### PROBLEM TO WORK ON
Write the listing below out again exactly, dropping the images.

### INPUT

'''

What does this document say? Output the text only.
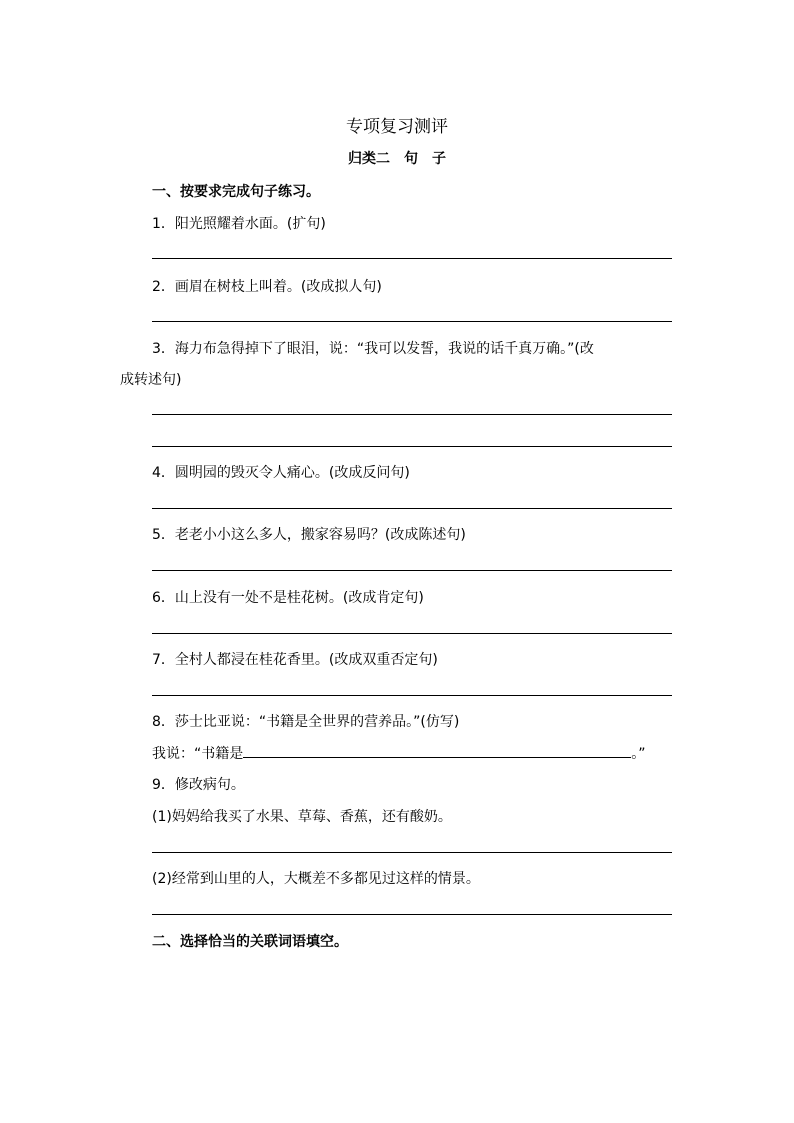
专项复习测评
归类二　句　子
一、按要求完成句子练习。
1．阳光照耀着水面。(扩句)
2．画眉在树枝上叫着。(改成拟人句)
3．海力布急得掉下了眼泪，说：“我可以发誓，我说的话千真万确。”(改
成转述句)
4．圆明园的毁灭令人痛心。(改成反问句)
5．老老小小这么多人，搬家容易吗？(改成陈述句)
6．山上没有一处不是桂花树。(改成肯定句)
7．全村人都浸在桂花香里。(改成双重否定句)
8．莎士比亚说：“书籍是全世界的营养品。”(仿写)
我说：“书籍是	。”
9．修改病句。
(1)妈妈给我买了水果、草莓、香蕉，还有酸奶。
(2)经常到山里的人，大概差不多都见过这样的情景。
二、选择恰当的关联词语填空。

'''

### OUTPUT FOR THIS EXERCISE
What does this document say? Output the text only.
专项复习测评
归类二　句　子
一、按要求完成句子练习。
1．阳光照耀着水面。(扩句)
2．画眉在树枝上叫着。(改成拟人句)
3．海力布急得掉下了眼泪，说：“我可以发誓，我说的话千真万确。”(改
成转述句)
4．圆明园的毁灭令人痛心。(改成反问句)
5．老老小小这么多人，搬家容易吗？(改成陈述句)
6．山上没有一处不是桂花树。(改成肯定句)
7．全村人都浸在桂花香里。(改成双重否定句)
8．莎士比亚说：“书籍是全世界的营养品。”(仿写)
我说：“书籍是	。”
9．修改病句。
(1)妈妈给我买了水果、草莓、香蕉，还有酸奶。
(2)经常到山里的人，大概差不多都见过这样的情景。
二、选择恰当的关联词语填空。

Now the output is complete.